→ Set problem
Identify the lines bearing the string "развития" and gather them.

→ Data listing
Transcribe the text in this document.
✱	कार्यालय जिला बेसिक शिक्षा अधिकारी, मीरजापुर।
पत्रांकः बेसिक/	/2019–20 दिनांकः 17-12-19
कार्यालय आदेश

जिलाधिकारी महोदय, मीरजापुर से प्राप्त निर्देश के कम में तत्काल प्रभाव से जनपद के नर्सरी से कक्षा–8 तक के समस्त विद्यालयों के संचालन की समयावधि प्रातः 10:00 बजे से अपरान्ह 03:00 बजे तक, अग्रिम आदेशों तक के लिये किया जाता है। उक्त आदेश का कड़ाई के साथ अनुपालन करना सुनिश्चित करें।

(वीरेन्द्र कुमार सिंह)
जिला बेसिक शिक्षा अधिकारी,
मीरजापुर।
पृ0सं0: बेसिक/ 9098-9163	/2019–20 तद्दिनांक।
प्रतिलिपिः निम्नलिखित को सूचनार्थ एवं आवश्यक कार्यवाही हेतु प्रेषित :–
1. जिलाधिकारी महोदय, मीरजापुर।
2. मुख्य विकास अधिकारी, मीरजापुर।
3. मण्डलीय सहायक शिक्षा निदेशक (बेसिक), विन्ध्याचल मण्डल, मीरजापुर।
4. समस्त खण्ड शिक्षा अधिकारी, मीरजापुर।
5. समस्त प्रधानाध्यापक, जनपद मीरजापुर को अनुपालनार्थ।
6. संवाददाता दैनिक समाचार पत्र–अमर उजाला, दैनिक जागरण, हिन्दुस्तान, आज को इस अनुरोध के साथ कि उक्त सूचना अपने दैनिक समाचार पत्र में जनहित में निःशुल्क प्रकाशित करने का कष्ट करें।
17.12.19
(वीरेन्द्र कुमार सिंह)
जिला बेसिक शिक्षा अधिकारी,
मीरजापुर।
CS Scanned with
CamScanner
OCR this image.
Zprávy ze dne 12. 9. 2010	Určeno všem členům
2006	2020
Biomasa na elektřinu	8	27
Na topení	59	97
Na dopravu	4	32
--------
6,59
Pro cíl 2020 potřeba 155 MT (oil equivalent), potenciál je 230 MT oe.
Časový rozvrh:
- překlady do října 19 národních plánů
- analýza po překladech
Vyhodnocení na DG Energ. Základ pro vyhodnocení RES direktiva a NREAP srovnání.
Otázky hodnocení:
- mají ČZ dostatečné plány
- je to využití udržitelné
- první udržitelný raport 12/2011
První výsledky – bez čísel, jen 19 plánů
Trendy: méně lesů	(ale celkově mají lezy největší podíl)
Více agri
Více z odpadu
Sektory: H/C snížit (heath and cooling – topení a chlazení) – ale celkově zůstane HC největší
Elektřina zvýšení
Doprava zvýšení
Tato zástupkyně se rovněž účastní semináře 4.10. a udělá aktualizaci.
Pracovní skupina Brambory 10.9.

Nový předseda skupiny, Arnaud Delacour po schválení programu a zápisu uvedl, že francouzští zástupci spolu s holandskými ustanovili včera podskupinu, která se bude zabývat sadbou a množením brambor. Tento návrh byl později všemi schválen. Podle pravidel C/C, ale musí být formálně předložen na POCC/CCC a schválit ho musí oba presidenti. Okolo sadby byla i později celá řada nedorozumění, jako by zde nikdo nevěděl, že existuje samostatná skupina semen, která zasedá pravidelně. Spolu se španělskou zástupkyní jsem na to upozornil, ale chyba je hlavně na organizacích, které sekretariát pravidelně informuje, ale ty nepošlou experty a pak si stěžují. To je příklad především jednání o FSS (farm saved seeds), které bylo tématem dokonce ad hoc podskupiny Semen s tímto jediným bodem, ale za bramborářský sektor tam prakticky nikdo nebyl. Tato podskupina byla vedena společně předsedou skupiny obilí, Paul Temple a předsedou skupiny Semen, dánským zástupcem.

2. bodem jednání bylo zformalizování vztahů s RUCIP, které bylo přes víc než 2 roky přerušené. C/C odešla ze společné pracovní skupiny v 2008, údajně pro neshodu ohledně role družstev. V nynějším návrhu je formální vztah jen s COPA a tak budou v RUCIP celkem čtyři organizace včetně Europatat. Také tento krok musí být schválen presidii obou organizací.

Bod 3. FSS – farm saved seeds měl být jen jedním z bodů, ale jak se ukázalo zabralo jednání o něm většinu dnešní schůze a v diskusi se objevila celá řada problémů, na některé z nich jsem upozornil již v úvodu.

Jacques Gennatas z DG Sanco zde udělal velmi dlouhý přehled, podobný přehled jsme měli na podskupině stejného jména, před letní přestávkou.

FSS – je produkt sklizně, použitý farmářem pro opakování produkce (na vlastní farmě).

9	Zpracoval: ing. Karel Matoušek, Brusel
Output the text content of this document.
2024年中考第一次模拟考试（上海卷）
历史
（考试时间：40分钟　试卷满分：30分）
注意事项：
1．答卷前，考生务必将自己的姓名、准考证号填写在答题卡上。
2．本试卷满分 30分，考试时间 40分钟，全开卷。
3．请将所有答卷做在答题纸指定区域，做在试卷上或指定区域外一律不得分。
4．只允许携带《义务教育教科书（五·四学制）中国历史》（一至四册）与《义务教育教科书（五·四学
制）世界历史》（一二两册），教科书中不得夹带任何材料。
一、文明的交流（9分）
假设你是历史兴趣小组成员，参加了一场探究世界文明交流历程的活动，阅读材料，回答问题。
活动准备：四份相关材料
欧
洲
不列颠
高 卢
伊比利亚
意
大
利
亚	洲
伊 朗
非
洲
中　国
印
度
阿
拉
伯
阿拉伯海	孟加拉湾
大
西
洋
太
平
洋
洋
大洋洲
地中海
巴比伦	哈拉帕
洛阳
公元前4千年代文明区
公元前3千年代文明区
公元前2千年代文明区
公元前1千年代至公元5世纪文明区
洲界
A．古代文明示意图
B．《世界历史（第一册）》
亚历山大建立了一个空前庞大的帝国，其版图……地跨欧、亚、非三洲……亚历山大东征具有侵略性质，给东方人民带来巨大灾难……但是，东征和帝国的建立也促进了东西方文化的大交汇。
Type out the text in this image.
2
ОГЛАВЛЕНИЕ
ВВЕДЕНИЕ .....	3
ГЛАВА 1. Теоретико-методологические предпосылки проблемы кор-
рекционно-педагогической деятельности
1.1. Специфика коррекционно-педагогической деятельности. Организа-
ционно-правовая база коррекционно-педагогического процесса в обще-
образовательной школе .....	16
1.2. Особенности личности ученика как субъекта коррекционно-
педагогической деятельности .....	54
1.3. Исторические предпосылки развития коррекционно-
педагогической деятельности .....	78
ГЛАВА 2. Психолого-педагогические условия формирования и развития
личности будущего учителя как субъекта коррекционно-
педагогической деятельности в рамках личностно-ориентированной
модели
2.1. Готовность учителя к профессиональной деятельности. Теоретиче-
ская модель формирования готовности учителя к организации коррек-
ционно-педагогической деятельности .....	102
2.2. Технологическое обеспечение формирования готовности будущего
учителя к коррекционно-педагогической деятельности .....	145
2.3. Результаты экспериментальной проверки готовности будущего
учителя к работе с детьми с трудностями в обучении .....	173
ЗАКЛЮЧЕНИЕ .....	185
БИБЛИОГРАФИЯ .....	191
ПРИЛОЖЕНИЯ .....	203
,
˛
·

→ Complete response
1.3. Исторические предпосылки развития коррекционно-
ГЛАВА 2. Психолого-педагогические условия формирования и развития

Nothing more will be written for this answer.